Stored data

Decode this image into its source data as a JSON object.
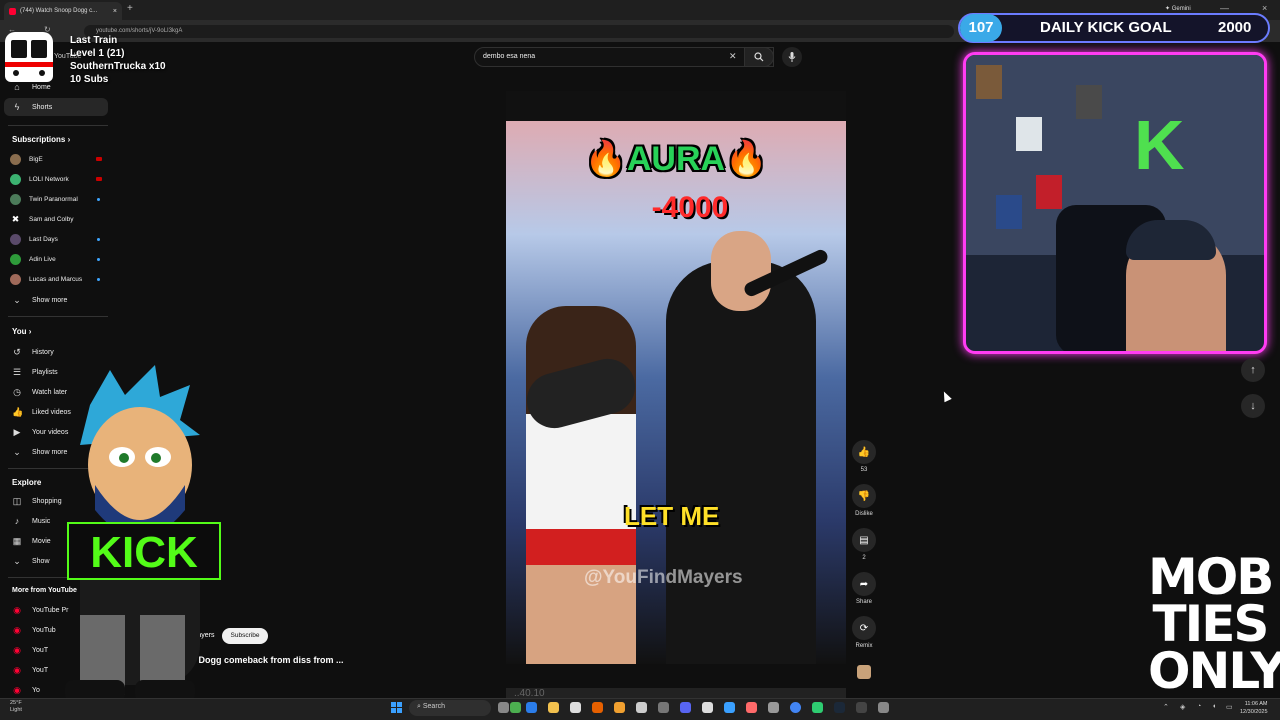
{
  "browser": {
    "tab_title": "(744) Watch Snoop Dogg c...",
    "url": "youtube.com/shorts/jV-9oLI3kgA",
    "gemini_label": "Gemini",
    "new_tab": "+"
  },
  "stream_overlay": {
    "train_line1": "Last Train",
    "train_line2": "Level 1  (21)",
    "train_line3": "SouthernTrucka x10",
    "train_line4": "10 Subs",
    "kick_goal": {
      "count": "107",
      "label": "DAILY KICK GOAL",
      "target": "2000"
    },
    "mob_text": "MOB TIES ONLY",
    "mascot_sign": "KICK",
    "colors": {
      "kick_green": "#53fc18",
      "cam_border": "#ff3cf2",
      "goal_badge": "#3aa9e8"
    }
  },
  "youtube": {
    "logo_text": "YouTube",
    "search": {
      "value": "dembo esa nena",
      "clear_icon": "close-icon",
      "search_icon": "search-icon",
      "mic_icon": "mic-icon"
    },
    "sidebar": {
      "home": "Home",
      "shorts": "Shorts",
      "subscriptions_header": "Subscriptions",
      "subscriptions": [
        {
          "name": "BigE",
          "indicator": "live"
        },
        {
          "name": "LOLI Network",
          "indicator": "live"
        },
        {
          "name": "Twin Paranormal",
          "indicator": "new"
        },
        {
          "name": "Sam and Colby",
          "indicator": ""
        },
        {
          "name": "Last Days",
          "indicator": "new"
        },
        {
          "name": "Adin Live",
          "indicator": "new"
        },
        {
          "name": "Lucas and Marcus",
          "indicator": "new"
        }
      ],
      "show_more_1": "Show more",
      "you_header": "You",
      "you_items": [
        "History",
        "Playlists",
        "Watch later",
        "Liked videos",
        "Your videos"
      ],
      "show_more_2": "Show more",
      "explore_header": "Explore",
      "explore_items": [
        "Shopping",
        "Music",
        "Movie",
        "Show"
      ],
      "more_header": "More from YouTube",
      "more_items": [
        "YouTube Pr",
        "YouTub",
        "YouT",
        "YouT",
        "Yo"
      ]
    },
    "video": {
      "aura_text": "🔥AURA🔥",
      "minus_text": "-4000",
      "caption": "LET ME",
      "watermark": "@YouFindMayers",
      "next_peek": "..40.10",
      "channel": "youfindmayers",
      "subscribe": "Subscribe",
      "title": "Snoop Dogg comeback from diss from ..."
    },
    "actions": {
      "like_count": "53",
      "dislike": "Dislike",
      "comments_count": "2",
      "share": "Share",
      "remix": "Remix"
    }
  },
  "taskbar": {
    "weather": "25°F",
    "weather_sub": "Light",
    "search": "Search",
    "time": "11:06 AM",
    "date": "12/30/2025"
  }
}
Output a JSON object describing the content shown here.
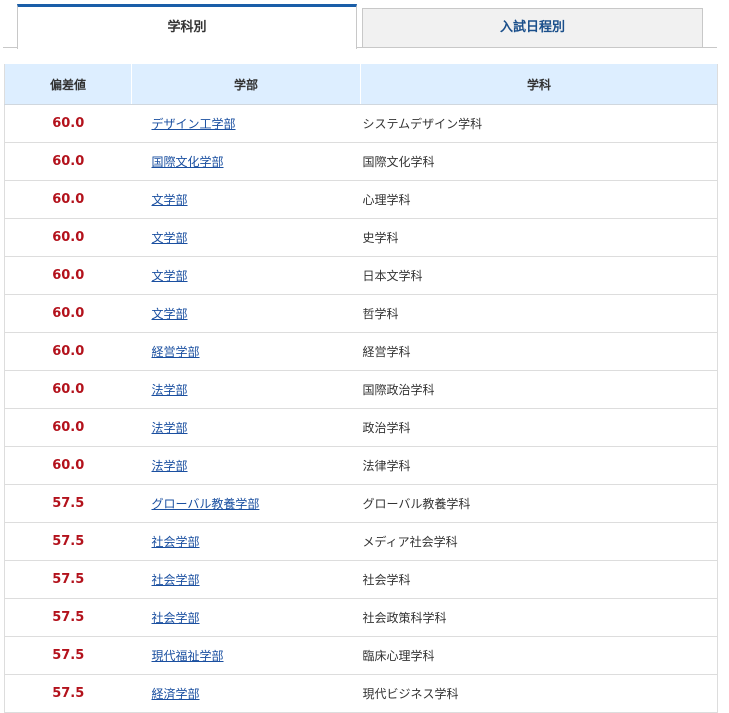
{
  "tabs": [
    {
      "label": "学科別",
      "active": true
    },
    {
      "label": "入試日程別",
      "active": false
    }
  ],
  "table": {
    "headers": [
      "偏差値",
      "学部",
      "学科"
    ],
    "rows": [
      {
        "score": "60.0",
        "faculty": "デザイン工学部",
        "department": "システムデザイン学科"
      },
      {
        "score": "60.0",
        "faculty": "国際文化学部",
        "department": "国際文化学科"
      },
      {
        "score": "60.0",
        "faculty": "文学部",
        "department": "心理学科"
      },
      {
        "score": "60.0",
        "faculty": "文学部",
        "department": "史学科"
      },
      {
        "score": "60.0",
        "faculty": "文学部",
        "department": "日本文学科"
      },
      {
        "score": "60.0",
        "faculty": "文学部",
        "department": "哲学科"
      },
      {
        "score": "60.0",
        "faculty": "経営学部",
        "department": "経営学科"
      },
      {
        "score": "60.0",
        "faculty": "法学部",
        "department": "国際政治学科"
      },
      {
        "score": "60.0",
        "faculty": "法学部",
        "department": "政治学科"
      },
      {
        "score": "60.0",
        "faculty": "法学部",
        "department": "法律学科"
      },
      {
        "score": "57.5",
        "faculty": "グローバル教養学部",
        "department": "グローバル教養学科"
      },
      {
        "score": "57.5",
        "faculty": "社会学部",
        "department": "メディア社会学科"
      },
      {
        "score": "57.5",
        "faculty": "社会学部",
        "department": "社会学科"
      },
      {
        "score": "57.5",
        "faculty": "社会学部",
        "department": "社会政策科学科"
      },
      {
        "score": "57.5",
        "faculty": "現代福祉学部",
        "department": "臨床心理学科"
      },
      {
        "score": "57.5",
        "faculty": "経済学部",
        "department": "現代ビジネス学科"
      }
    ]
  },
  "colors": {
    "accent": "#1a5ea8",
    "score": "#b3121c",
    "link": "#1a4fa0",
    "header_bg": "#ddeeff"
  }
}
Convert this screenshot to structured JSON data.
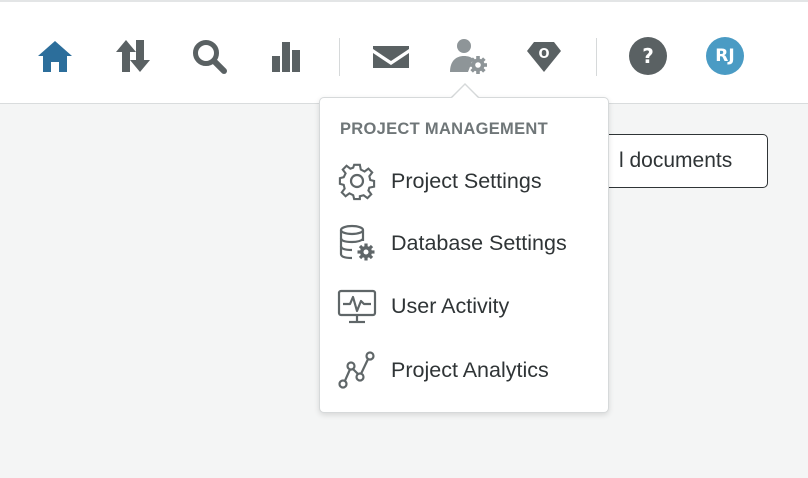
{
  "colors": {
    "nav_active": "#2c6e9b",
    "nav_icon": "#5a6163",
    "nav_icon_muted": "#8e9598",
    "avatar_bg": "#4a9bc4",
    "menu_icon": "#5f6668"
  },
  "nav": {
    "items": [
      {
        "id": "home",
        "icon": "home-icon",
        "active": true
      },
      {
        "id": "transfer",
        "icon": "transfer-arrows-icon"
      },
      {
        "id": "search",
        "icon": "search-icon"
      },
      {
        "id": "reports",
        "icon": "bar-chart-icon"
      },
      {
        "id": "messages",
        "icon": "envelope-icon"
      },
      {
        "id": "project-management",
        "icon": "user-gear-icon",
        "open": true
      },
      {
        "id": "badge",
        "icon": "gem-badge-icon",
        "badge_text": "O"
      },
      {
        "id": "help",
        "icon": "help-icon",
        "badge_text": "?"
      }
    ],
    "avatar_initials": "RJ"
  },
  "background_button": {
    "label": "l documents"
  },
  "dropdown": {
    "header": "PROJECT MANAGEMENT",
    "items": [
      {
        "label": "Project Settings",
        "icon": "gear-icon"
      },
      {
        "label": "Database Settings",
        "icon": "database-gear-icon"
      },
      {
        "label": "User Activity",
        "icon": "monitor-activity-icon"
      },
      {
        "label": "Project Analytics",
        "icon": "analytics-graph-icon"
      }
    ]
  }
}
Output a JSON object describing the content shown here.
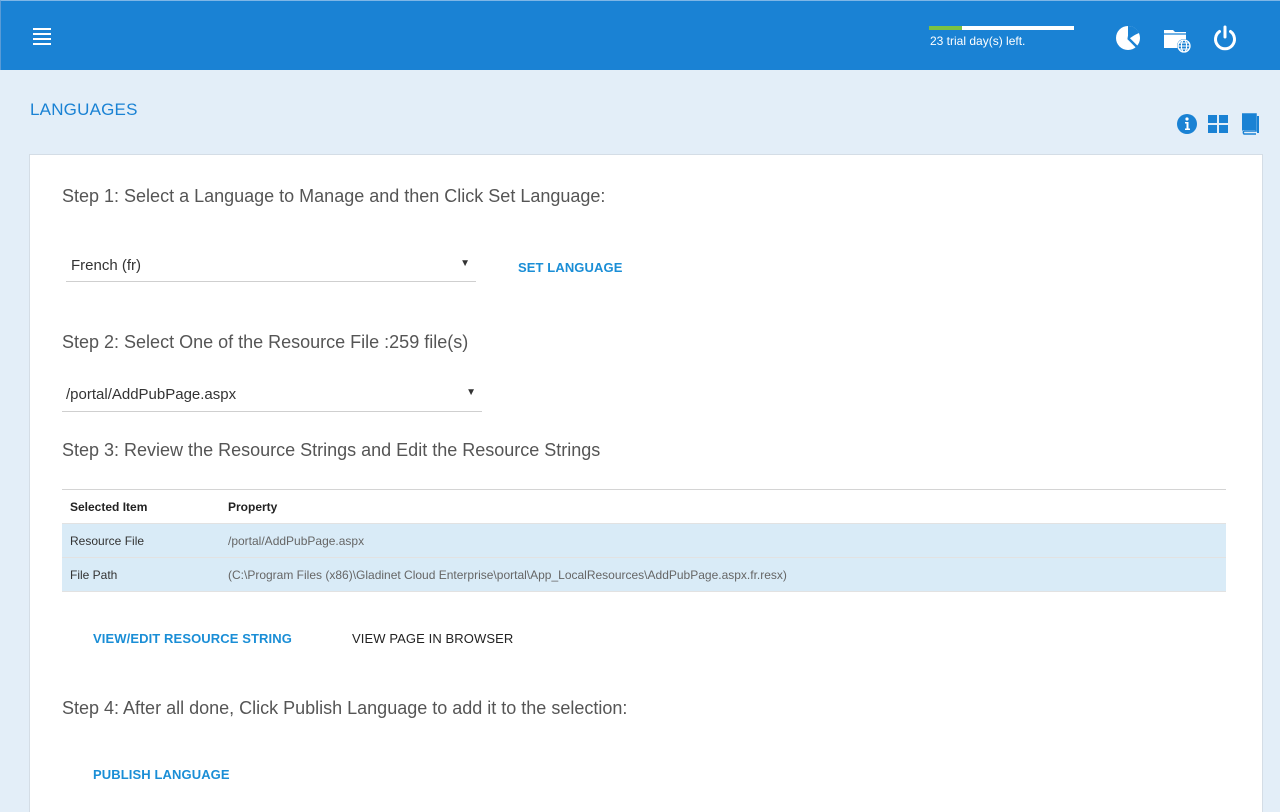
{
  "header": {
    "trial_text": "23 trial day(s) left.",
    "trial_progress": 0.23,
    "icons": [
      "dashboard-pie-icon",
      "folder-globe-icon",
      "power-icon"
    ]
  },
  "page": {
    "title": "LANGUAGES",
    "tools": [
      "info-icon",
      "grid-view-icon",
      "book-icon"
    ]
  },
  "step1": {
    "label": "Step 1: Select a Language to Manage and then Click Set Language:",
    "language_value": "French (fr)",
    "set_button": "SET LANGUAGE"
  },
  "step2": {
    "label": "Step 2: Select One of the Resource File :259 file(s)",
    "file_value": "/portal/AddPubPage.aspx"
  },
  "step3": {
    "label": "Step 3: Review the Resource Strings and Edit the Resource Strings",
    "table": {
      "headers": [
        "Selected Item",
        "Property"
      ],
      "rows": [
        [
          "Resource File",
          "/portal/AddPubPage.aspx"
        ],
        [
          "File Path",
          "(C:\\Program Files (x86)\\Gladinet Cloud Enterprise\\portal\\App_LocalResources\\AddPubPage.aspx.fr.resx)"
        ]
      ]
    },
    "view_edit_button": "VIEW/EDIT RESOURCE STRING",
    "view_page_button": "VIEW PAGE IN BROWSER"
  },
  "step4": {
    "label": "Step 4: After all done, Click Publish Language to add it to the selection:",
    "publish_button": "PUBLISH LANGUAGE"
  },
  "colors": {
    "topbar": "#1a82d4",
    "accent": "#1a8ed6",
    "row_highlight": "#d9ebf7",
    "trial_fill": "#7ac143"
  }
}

The request
Which lines contain the word "transfer"? Return each of them.

Solution for this exercise
        "id": "transfer",
        "icon": "transfer-arrows-icon"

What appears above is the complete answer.